EXTRACTED RECORDS —
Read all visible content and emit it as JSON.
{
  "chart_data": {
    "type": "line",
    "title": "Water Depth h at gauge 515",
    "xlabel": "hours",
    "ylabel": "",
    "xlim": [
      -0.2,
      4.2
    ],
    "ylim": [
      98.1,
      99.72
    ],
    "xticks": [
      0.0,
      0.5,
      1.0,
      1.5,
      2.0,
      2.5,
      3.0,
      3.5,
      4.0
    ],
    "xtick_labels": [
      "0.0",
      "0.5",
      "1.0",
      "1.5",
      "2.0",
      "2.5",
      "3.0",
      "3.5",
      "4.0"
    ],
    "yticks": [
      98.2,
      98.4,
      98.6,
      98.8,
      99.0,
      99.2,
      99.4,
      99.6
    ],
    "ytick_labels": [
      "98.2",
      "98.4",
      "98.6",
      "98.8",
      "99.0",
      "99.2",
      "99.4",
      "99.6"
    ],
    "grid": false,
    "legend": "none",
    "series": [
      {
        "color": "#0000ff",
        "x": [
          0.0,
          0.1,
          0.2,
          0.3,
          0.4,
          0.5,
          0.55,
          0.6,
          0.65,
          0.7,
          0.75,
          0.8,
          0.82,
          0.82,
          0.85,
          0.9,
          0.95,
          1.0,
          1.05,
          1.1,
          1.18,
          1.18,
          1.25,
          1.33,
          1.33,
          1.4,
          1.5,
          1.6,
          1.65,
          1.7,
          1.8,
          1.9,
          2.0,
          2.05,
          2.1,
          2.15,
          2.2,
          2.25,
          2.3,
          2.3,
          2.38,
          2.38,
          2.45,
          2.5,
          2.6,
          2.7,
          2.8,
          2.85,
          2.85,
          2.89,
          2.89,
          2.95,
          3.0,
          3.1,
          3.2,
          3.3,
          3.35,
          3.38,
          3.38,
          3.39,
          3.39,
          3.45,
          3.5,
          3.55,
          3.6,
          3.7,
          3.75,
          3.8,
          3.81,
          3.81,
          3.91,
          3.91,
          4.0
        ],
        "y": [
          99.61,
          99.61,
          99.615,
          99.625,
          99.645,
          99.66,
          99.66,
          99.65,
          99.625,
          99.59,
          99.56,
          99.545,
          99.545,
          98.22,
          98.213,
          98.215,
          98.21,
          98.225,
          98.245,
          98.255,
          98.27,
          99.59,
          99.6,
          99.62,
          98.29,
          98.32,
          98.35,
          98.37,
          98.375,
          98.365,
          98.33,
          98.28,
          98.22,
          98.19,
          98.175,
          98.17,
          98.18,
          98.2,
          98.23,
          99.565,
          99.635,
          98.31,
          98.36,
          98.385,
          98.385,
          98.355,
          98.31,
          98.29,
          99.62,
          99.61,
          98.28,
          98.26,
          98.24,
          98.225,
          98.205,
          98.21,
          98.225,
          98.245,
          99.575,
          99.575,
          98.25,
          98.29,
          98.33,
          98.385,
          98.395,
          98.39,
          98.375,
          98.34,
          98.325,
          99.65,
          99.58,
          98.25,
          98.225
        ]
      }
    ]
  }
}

TASK GOAL — Please quote the records above exactly, without skipping a line.

RESULT —
Read all visible content and emit it as JSON.
{
  "chart_data": {
    "type": "line",
    "title": "Water Depth h at gauge 515",
    "xlabel": "hours",
    "ylabel": "",
    "xlim": [
      -0.2,
      4.2
    ],
    "ylim": [
      98.1,
      99.72
    ],
    "xticks": [
      0.0,
      0.5,
      1.0,
      1.5,
      2.0,
      2.5,
      3.0,
      3.5,
      4.0
    ],
    "xtick_labels": [
      "0.0",
      "0.5",
      "1.0",
      "1.5",
      "2.0",
      "2.5",
      "3.0",
      "3.5",
      "4.0"
    ],
    "yticks": [
      98.2,
      98.4,
      98.6,
      98.8,
      99.0,
      99.2,
      99.4,
      99.6
    ],
    "ytick_labels": [
      "98.2",
      "98.4",
      "98.6",
      "98.8",
      "99.0",
      "99.2",
      "99.4",
      "99.6"
    ],
    "grid": false,
    "legend": "none",
    "series": [
      {
        "color": "#0000ff",
        "x": [
          0.0,
          0.1,
          0.2,
          0.3,
          0.4,
          0.5,
          0.55,
          0.6,
          0.65,
          0.7,
          0.75,
          0.8,
          0.82,
          0.82,
          0.85,
          0.9,
          0.95,
          1.0,
          1.05,
          1.1,
          1.18,
          1.18,
          1.25,
          1.33,
          1.33,
          1.4,
          1.5,
          1.6,
          1.65,
          1.7,
          1.8,
          1.9,
          2.0,
          2.05,
          2.1,
          2.15,
          2.2,
          2.25,
          2.3,
          2.3,
          2.38,
          2.38,
          2.45,
          2.5,
          2.6,
          2.7,
          2.8,
          2.85,
          2.85,
          2.89,
          2.89,
          2.95,
          3.0,
          3.1,
          3.2,
          3.3,
          3.35,
          3.38,
          3.38,
          3.39,
          3.39,
          3.45,
          3.5,
          3.55,
          3.6,
          3.7,
          3.75,
          3.8,
          3.81,
          3.81,
          3.91,
          3.91,
          4.0
        ],
        "y": [
          99.61,
          99.61,
          99.615,
          99.625,
          99.645,
          99.66,
          99.66,
          99.65,
          99.625,
          99.59,
          99.56,
          99.545,
          99.545,
          98.22,
          98.213,
          98.215,
          98.21,
          98.225,
          98.245,
          98.255,
          98.27,
          99.59,
          99.6,
          99.62,
          98.29,
          98.32,
          98.35,
          98.37,
          98.375,
          98.365,
          98.33,
          98.28,
          98.22,
          98.19,
          98.175,
          98.17,
          98.18,
          98.2,
          98.23,
          99.565,
          99.635,
          98.31,
          98.36,
          98.385,
          98.385,
          98.355,
          98.31,
          98.29,
          99.62,
          99.61,
          98.28,
          98.26,
          98.24,
          98.225,
          98.205,
          98.21,
          98.225,
          98.245,
          99.575,
          99.575,
          98.25,
          98.29,
          98.33,
          98.385,
          98.395,
          98.39,
          98.375,
          98.34,
          98.325,
          99.65,
          99.58,
          98.25,
          98.225
        ]
      }
    ]
  }
}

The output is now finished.